**What you should do:** Take every line from the listing below that includes "mouse" and copy it.

**Data to process:**
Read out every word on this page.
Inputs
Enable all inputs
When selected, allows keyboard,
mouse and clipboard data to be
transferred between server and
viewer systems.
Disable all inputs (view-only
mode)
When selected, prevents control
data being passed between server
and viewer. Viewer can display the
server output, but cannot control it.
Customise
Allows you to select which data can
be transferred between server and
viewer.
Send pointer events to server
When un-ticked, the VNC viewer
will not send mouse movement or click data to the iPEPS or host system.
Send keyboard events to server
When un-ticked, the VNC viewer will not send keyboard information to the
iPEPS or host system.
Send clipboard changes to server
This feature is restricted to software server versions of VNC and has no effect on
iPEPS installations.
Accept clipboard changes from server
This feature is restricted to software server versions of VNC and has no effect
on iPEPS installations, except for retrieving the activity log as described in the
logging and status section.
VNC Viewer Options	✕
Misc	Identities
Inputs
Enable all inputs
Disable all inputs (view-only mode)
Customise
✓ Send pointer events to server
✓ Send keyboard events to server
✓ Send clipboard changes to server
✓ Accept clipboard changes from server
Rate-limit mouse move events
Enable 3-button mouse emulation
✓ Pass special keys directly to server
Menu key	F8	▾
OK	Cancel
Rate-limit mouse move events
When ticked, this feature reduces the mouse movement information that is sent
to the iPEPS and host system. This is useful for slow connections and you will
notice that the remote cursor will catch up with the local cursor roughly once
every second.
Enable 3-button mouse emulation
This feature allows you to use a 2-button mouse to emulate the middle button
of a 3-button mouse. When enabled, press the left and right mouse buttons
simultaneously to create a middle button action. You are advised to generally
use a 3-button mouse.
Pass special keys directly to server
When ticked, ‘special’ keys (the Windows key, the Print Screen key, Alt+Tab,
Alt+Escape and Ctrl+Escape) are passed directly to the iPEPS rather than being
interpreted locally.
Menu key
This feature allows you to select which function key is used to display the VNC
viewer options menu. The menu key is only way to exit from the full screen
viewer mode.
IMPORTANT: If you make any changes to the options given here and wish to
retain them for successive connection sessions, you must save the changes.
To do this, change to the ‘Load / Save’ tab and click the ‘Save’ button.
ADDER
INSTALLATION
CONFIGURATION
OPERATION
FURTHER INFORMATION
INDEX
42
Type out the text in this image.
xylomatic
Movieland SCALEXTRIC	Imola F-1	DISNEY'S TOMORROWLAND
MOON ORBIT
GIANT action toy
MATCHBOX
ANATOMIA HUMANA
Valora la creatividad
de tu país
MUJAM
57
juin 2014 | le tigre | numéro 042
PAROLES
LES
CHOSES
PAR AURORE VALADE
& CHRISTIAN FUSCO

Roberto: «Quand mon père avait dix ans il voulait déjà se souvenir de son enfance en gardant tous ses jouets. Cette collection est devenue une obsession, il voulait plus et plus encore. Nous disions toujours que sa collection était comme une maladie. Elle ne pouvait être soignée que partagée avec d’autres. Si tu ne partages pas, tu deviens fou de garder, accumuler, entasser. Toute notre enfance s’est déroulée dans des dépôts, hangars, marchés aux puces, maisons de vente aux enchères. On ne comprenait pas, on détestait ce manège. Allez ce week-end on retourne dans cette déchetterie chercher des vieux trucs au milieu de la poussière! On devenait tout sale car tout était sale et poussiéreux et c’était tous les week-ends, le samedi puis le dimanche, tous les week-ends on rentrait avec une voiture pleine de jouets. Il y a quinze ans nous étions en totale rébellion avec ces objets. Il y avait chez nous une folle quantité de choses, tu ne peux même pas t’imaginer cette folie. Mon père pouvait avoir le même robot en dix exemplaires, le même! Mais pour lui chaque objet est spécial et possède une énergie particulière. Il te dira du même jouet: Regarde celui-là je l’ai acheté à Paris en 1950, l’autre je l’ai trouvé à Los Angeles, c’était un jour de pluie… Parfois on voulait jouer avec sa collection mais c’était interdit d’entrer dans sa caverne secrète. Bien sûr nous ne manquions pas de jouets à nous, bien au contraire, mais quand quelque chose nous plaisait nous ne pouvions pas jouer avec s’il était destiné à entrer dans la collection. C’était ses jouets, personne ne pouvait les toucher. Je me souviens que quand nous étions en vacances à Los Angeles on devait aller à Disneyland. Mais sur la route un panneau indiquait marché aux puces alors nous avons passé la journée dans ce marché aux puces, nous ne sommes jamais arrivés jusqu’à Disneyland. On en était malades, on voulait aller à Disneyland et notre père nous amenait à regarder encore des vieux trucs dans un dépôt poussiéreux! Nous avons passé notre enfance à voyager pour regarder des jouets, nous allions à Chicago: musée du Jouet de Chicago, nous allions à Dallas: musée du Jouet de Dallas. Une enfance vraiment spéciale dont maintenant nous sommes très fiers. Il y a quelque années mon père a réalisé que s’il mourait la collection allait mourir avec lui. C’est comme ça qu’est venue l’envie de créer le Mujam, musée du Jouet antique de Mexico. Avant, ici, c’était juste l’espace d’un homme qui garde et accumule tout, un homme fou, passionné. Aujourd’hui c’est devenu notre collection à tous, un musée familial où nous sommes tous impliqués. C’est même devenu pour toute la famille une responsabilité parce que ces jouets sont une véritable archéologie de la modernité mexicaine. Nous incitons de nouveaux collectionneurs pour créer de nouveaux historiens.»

**Output of the exercise:**
mouse and clipboard data to be
will not send mouse movement or click data to the iPEPS or host system.
Rate-limit mouse move events
Enable 3-button mouse emulation
Rate-limit mouse move events
When ticked, this feature reduces the mouse movement information that is sent
Enable 3-button mouse emulation
This feature allows you to use a 2-button mouse to emulate the middle button
of a 3-button mouse. When enabled, press the left and right mouse buttons
use a 3-button mouse.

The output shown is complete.